Raw data =>
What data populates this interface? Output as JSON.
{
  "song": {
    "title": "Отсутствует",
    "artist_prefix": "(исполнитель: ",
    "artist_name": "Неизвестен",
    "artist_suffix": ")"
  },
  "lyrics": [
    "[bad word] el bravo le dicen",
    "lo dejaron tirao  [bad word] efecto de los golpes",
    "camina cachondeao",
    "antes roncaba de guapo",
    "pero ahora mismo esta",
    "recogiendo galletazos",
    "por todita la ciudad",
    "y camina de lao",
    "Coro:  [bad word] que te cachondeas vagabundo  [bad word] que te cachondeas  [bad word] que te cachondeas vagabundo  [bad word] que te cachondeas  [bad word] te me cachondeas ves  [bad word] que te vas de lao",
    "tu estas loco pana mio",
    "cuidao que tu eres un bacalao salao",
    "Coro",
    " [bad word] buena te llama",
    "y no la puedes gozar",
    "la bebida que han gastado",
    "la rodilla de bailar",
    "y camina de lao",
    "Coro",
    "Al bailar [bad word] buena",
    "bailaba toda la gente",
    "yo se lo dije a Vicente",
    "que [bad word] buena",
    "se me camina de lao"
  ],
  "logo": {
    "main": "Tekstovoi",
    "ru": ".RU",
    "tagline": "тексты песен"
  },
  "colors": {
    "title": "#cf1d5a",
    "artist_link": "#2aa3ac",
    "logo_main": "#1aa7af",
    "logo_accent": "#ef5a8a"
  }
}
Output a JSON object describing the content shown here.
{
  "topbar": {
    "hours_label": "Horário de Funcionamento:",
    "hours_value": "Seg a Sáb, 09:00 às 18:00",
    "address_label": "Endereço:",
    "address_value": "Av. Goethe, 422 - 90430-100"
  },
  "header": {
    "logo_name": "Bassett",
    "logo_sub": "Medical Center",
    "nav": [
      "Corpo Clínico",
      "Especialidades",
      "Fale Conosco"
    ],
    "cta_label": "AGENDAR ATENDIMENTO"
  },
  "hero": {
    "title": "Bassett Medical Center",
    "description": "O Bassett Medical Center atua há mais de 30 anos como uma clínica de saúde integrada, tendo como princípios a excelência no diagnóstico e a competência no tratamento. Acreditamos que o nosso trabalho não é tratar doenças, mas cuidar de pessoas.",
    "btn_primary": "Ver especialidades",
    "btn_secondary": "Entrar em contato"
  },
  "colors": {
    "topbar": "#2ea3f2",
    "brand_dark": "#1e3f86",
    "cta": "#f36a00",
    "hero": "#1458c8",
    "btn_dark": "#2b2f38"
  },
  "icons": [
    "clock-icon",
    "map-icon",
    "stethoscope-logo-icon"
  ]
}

Instructions for the task => Show the lines that mention the word "camina".

Solution to this task =>
    "camina cachondeao",
    "y camina de lao",
    "y camina de lao",
    "se me camina de lao"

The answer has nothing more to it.